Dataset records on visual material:
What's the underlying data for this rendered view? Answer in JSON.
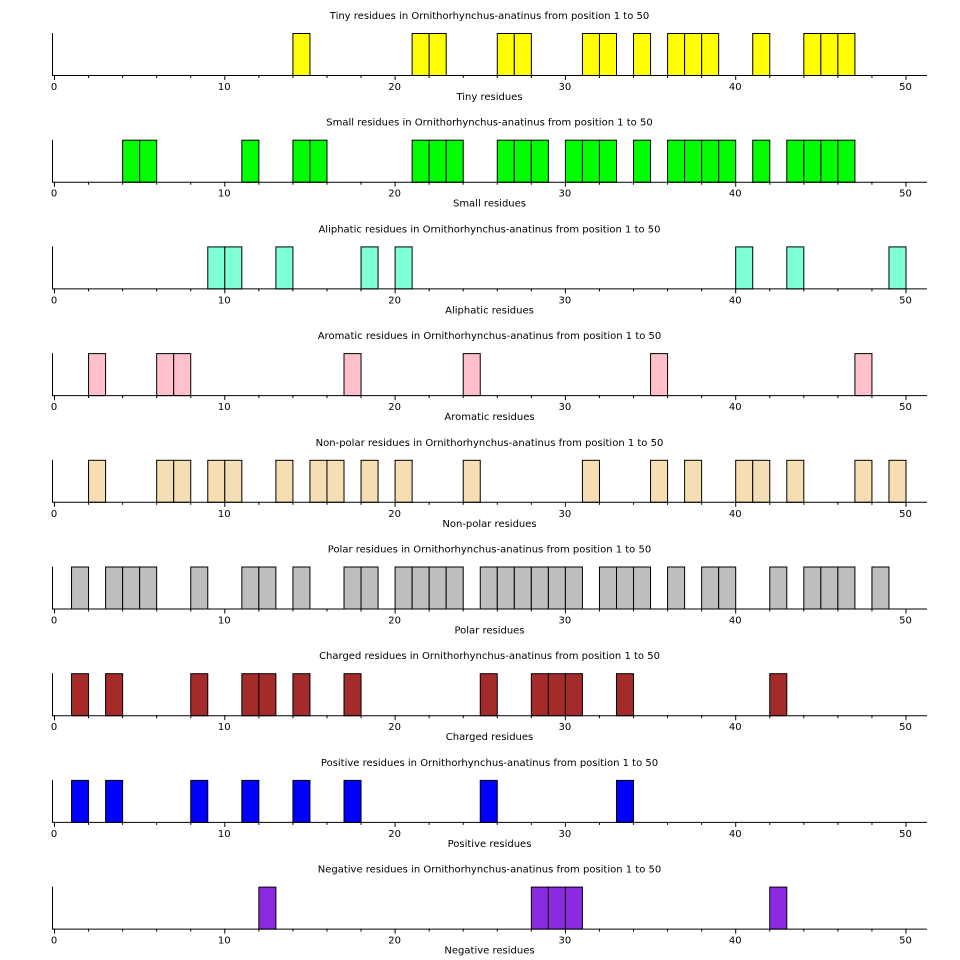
{
  "chart_data": [
    {
      "type": "bar",
      "title": "Tiny residues in Ornithorhynchus-anatinus from position 1 to 50",
      "xlabel": "Tiny residues",
      "color": "#ffff00",
      "xlim": [
        0,
        50
      ],
      "xticks": [
        0,
        10,
        20,
        30,
        40,
        50
      ],
      "positions": [
        15,
        22,
        23,
        27,
        28,
        32,
        33,
        35,
        37,
        38,
        39,
        42,
        45,
        46,
        47
      ]
    },
    {
      "type": "bar",
      "title": "Small residues in Ornithorhynchus-anatinus from position 1 to 50",
      "xlabel": "Small residues",
      "color": "#00ff00",
      "xlim": [
        0,
        50
      ],
      "xticks": [
        0,
        10,
        20,
        30,
        40,
        50
      ],
      "positions": [
        5,
        6,
        12,
        15,
        16,
        22,
        23,
        24,
        27,
        28,
        29,
        31,
        32,
        33,
        35,
        37,
        38,
        39,
        40,
        42,
        44,
        45,
        46,
        47
      ]
    },
    {
      "type": "bar",
      "title": "Aliphatic residues in Ornithorhynchus-anatinus from position 1 to 50",
      "xlabel": "Aliphatic residues",
      "color": "#7fffd4",
      "xlim": [
        0,
        50
      ],
      "xticks": [
        0,
        10,
        20,
        30,
        40,
        50
      ],
      "positions": [
        10,
        11,
        14,
        19,
        21,
        41,
        44,
        50
      ]
    },
    {
      "type": "bar",
      "title": "Aromatic residues in Ornithorhynchus-anatinus from position 1 to 50",
      "xlabel": "Aromatic residues",
      "color": "#ffc0cb",
      "xlim": [
        0,
        50
      ],
      "xticks": [
        0,
        10,
        20,
        30,
        40,
        50
      ],
      "positions": [
        3,
        7,
        8,
        18,
        25,
        36,
        48
      ]
    },
    {
      "type": "bar",
      "title": "Non-polar residues in Ornithorhynchus-anatinus from position 1 to 50",
      "xlabel": "Non-polar residues",
      "color": "#f5deb3",
      "xlim": [
        0,
        50
      ],
      "xticks": [
        0,
        10,
        20,
        30,
        40,
        50
      ],
      "positions": [
        3,
        7,
        8,
        10,
        11,
        14,
        16,
        17,
        19,
        21,
        25,
        32,
        36,
        38,
        41,
        42,
        44,
        48,
        50
      ]
    },
    {
      "type": "bar",
      "title": "Polar residues in Ornithorhynchus-anatinus from position 1 to 50",
      "xlabel": "Polar residues",
      "color": "#bebebe",
      "xlim": [
        0,
        50
      ],
      "xticks": [
        0,
        10,
        20,
        30,
        40,
        50
      ],
      "positions": [
        2,
        4,
        5,
        6,
        9,
        12,
        13,
        15,
        18,
        19,
        21,
        22,
        23,
        24,
        26,
        27,
        28,
        29,
        30,
        31,
        33,
        34,
        35,
        37,
        39,
        40,
        43,
        45,
        46,
        47,
        49
      ]
    },
    {
      "type": "bar",
      "title": "Charged residues in Ornithorhynchus-anatinus from position 1 to 50",
      "xlabel": "Charged residues",
      "color": "#a52a2a",
      "xlim": [
        0,
        50
      ],
      "xticks": [
        0,
        10,
        20,
        30,
        40,
        50
      ],
      "positions": [
        2,
        4,
        9,
        12,
        13,
        15,
        18,
        26,
        29,
        30,
        31,
        34,
        43
      ]
    },
    {
      "type": "bar",
      "title": "Positive residues in Ornithorhynchus-anatinus from position 1 to 50",
      "xlabel": "Positive residues",
      "color": "#0000ff",
      "xlim": [
        0,
        50
      ],
      "xticks": [
        0,
        10,
        20,
        30,
        40,
        50
      ],
      "positions": [
        2,
        4,
        9,
        12,
        15,
        18,
        26,
        34
      ]
    },
    {
      "type": "bar",
      "title": "Negative residues in Ornithorhynchus-anatinus from position 1 to 50",
      "xlabel": "Negative residues",
      "color": "#8a2be2",
      "xlim": [
        0,
        50
      ],
      "xticks": [
        0,
        10,
        20,
        30,
        40,
        50
      ],
      "positions": [
        13,
        29,
        30,
        31,
        43
      ]
    }
  ]
}
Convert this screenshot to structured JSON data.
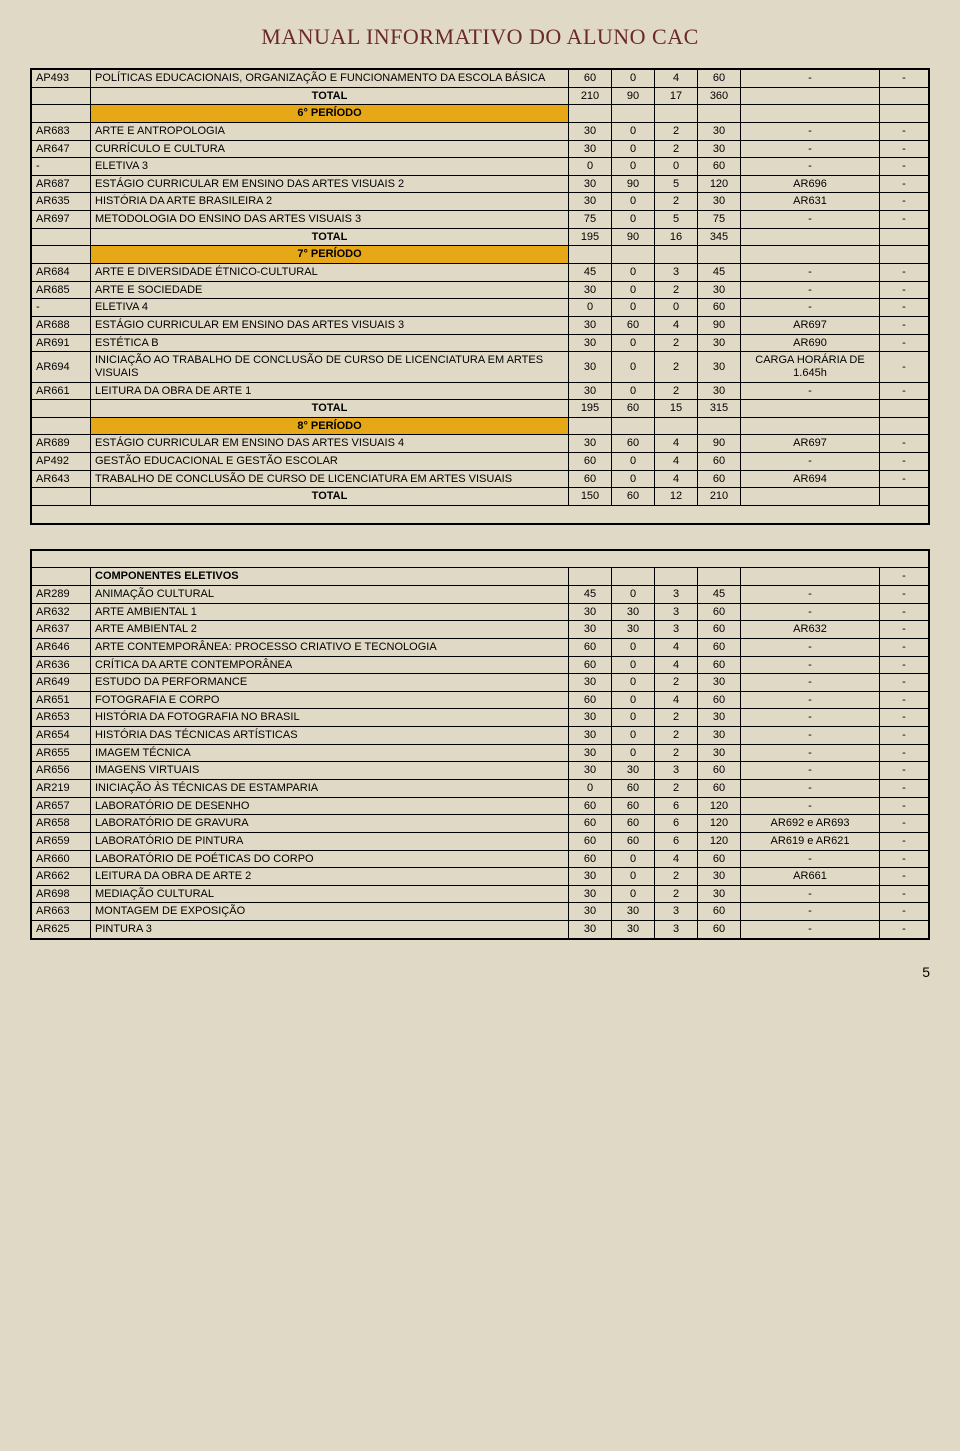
{
  "title": "MANUAL INFORMATIVO DO ALUNO CAC",
  "page_number": "5",
  "colors": {
    "page_bg": "#e0d9c5",
    "period_bg": "#e6a817",
    "title_color": "#6b2a2a",
    "border": "#000000"
  },
  "table1": {
    "rows": [
      {
        "type": "row",
        "code": "AP493",
        "desc": "POLÍTICAS EDUCACIONAIS, ORGANIZAÇÃO E FUNCIONAMENTO DA ESCOLA BÁSICA",
        "c1": "60",
        "c2": "0",
        "c3": "4",
        "c4": "60",
        "req": "-",
        "r2": "-"
      },
      {
        "type": "total",
        "desc": "TOTAL",
        "c1": "210",
        "c2": "90",
        "c3": "17",
        "c4": "360",
        "req": "",
        "r2": ""
      },
      {
        "type": "period",
        "desc": "6° PERÍODO"
      },
      {
        "type": "row",
        "code": "AR683",
        "desc": "ARTE E ANTROPOLOGIA",
        "c1": "30",
        "c2": "0",
        "c3": "2",
        "c4": "30",
        "req": "-",
        "r2": "-"
      },
      {
        "type": "row",
        "code": "AR647",
        "desc": "CURRÍCULO E CULTURA",
        "c1": "30",
        "c2": "0",
        "c3": "2",
        "c4": "30",
        "req": "-",
        "r2": "-"
      },
      {
        "type": "row",
        "code": "-",
        "desc": "ELETIVA 3",
        "c1": "0",
        "c2": "0",
        "c3": "0",
        "c4": "60",
        "req": "-",
        "r2": "-"
      },
      {
        "type": "row",
        "code": "AR687",
        "desc": "ESTÁGIO CURRICULAR EM ENSINO DAS ARTES VISUAIS 2",
        "c1": "30",
        "c2": "90",
        "c3": "5",
        "c4": "120",
        "req": "AR696",
        "r2": "-"
      },
      {
        "type": "row",
        "code": "AR635",
        "desc": "HISTÓRIA DA ARTE BRASILEIRA 2",
        "c1": "30",
        "c2": "0",
        "c3": "2",
        "c4": "30",
        "req": "AR631",
        "r2": "-"
      },
      {
        "type": "row",
        "code": "AR697",
        "desc": "METODOLOGIA DO ENSINO DAS ARTES VISUAIS 3",
        "c1": "75",
        "c2": "0",
        "c3": "5",
        "c4": "75",
        "req": "-",
        "r2": "-"
      },
      {
        "type": "total",
        "desc": "TOTAL",
        "c1": "195",
        "c2": "90",
        "c3": "16",
        "c4": "345",
        "req": "",
        "r2": ""
      },
      {
        "type": "period",
        "desc": "7° PERÍODO"
      },
      {
        "type": "row",
        "code": "AR684",
        "desc": "ARTE E DIVERSIDADE ÉTNICO-CULTURAL",
        "c1": "45",
        "c2": "0",
        "c3": "3",
        "c4": "45",
        "req": "-",
        "r2": "-"
      },
      {
        "type": "row",
        "code": "AR685",
        "desc": "ARTE E SOCIEDADE",
        "c1": "30",
        "c2": "0",
        "c3": "2",
        "c4": "30",
        "req": "-",
        "r2": "-"
      },
      {
        "type": "row",
        "code": "-",
        "desc": "ELETIVA 4",
        "c1": "0",
        "c2": "0",
        "c3": "0",
        "c4": "60",
        "req": "-",
        "r2": "-"
      },
      {
        "type": "row",
        "code": "AR688",
        "desc": "ESTÁGIO CURRICULAR EM ENSINO DAS ARTES VISUAIS 3",
        "c1": "30",
        "c2": "60",
        "c3": "4",
        "c4": "90",
        "req": "AR697",
        "r2": "-"
      },
      {
        "type": "row",
        "code": "AR691",
        "desc": "ESTÉTICA B",
        "c1": "30",
        "c2": "0",
        "c3": "2",
        "c4": "30",
        "req": "AR690",
        "r2": "-"
      },
      {
        "type": "row",
        "code": "AR694",
        "desc": "INICIAÇÃO AO TRABALHO DE CONCLUSÃO DE CURSO DE LICENCIATURA EM ARTES VISUAIS",
        "c1": "30",
        "c2": "0",
        "c3": "2",
        "c4": "30",
        "req": "CARGA HORÁRIA DE 1.645h",
        "r2": "-"
      },
      {
        "type": "row",
        "code": "AR661",
        "desc": "LEITURA DA OBRA DE ARTE 1",
        "c1": "30",
        "c2": "0",
        "c3": "2",
        "c4": "30",
        "req": "-",
        "r2": "-"
      },
      {
        "type": "total",
        "desc": "TOTAL",
        "c1": "195",
        "c2": "60",
        "c3": "15",
        "c4": "315",
        "req": "",
        "r2": ""
      },
      {
        "type": "period",
        "desc": "8° PERÍODO"
      },
      {
        "type": "row",
        "code": "AR689",
        "desc": "ESTÁGIO CURRICULAR EM ENSINO DAS ARTES VISUAIS 4",
        "c1": "30",
        "c2": "60",
        "c3": "4",
        "c4": "90",
        "req": "AR697",
        "r2": "-"
      },
      {
        "type": "row",
        "code": "AP492",
        "desc": "GESTÃO EDUCACIONAL E GESTÃO ESCOLAR",
        "c1": "60",
        "c2": "0",
        "c3": "4",
        "c4": "60",
        "req": "-",
        "r2": "-"
      },
      {
        "type": "row",
        "code": "AR643",
        "desc": "TRABALHO DE CONCLUSÃO DE CURSO DE LICENCIATURA EM ARTES VISUAIS",
        "c1": "60",
        "c2": "0",
        "c3": "4",
        "c4": "60",
        "req": "AR694",
        "r2": "-"
      },
      {
        "type": "total",
        "desc": "TOTAL",
        "c1": "150",
        "c2": "60",
        "c3": "12",
        "c4": "210",
        "req": "",
        "r2": ""
      },
      {
        "type": "blank"
      }
    ]
  },
  "table2": {
    "header": {
      "desc": "COMPONENTES ELETIVOS",
      "r2": "-"
    },
    "rows": [
      {
        "code": "AR289",
        "desc": "ANIMAÇÃO CULTURAL",
        "c1": "45",
        "c2": "0",
        "c3": "3",
        "c4": "45",
        "req": "-",
        "r2": "-"
      },
      {
        "code": "AR632",
        "desc": "ARTE AMBIENTAL 1",
        "c1": "30",
        "c2": "30",
        "c3": "3",
        "c4": "60",
        "req": "-",
        "r2": "-"
      },
      {
        "code": "AR637",
        "desc": "ARTE AMBIENTAL 2",
        "c1": "30",
        "c2": "30",
        "c3": "3",
        "c4": "60",
        "req": "AR632",
        "r2": "-"
      },
      {
        "code": "AR646",
        "desc": "ARTE CONTEMPORÂNEA: PROCESSO CRIATIVO E TECNOLOGIA",
        "c1": "60",
        "c2": "0",
        "c3": "4",
        "c4": "60",
        "req": "-",
        "r2": "-"
      },
      {
        "code": "AR636",
        "desc": "CRÍTICA DA ARTE CONTEMPORÂNEA",
        "c1": "60",
        "c2": "0",
        "c3": "4",
        "c4": "60",
        "req": "-",
        "r2": "-"
      },
      {
        "code": "AR649",
        "desc": "ESTUDO DA PERFORMANCE",
        "c1": "30",
        "c2": "0",
        "c3": "2",
        "c4": "30",
        "req": "-",
        "r2": "-"
      },
      {
        "code": "AR651",
        "desc": "FOTOGRAFIA E CORPO",
        "c1": "60",
        "c2": "0",
        "c3": "4",
        "c4": "60",
        "req": "-",
        "r2": "-"
      },
      {
        "code": "AR653",
        "desc": "HISTÓRIA DA FOTOGRAFIA NO BRASIL",
        "c1": "30",
        "c2": "0",
        "c3": "2",
        "c4": "30",
        "req": "-",
        "r2": "-"
      },
      {
        "code": "AR654",
        "desc": "HISTÓRIA DAS TÉCNICAS ARTÍSTICAS",
        "c1": "30",
        "c2": "0",
        "c3": "2",
        "c4": "30",
        "req": "-",
        "r2": "-"
      },
      {
        "code": "AR655",
        "desc": "IMAGEM TÉCNICA",
        "c1": "30",
        "c2": "0",
        "c3": "2",
        "c4": "30",
        "req": "-",
        "r2": "-"
      },
      {
        "code": "AR656",
        "desc": "IMAGENS VIRTUAIS",
        "c1": "30",
        "c2": "30",
        "c3": "3",
        "c4": "60",
        "req": "-",
        "r2": "-"
      },
      {
        "code": "AR219",
        "desc": "INICIAÇÃO ÀS TÉCNICAS DE ESTAMPARIA",
        "c1": "0",
        "c2": "60",
        "c3": "2",
        "c4": "60",
        "req": "-",
        "r2": "-"
      },
      {
        "code": "AR657",
        "desc": "LABORATÓRIO DE DESENHO",
        "c1": "60",
        "c2": "60",
        "c3": "6",
        "c4": "120",
        "req": "-",
        "r2": "-"
      },
      {
        "code": "AR658",
        "desc": "LABORATÓRIO DE GRAVURA",
        "c1": "60",
        "c2": "60",
        "c3": "6",
        "c4": "120",
        "req": "AR692 e AR693",
        "r2": "-"
      },
      {
        "code": "AR659",
        "desc": "LABORATÓRIO DE PINTURA",
        "c1": "60",
        "c2": "60",
        "c3": "6",
        "c4": "120",
        "req": "AR619 e AR621",
        "r2": "-"
      },
      {
        "code": "AR660",
        "desc": "LABORATÓRIO DE POÉTICAS DO CORPO",
        "c1": "60",
        "c2": "0",
        "c3": "4",
        "c4": "60",
        "req": "-",
        "r2": "-"
      },
      {
        "code": "AR662",
        "desc": "LEITURA DA OBRA DE ARTE 2",
        "c1": "30",
        "c2": "0",
        "c3": "2",
        "c4": "30",
        "req": "AR661",
        "r2": "-"
      },
      {
        "code": "AR698",
        "desc": "MEDIAÇÃO CULTURAL",
        "c1": "30",
        "c2": "0",
        "c3": "2",
        "c4": "30",
        "req": "-",
        "r2": "-"
      },
      {
        "code": "AR663",
        "desc": "MONTAGEM DE EXPOSIÇÃO",
        "c1": "30",
        "c2": "30",
        "c3": "3",
        "c4": "60",
        "req": "-",
        "r2": "-"
      },
      {
        "code": "AR625",
        "desc": "PINTURA 3",
        "c1": "30",
        "c2": "30",
        "c3": "3",
        "c4": "60",
        "req": "-",
        "r2": "-"
      }
    ]
  }
}
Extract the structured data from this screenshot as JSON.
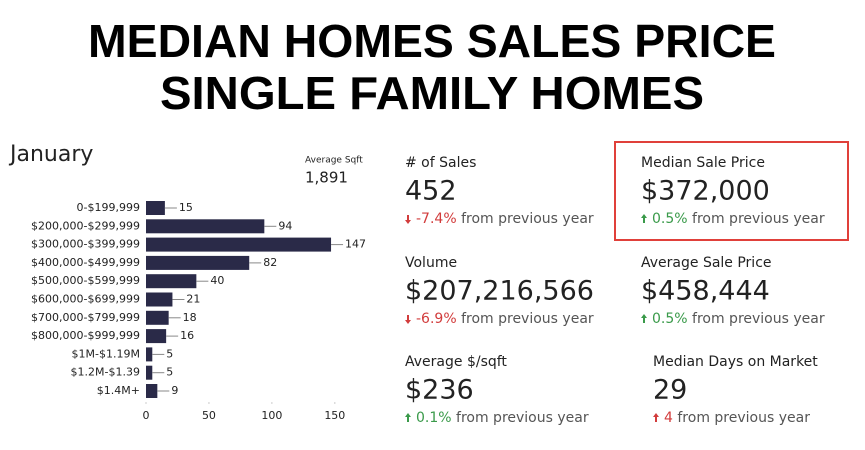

◆ DIRECTIONS ◆
Look through the entries above; copy every line holding the string "CORPO".

◆ PROBLEM SOLUTION ◆
        "desc": "FOTOGRAFIA E CORPO",
        "desc": "LABORATÓRIO DE POÉTICAS DO CORPO",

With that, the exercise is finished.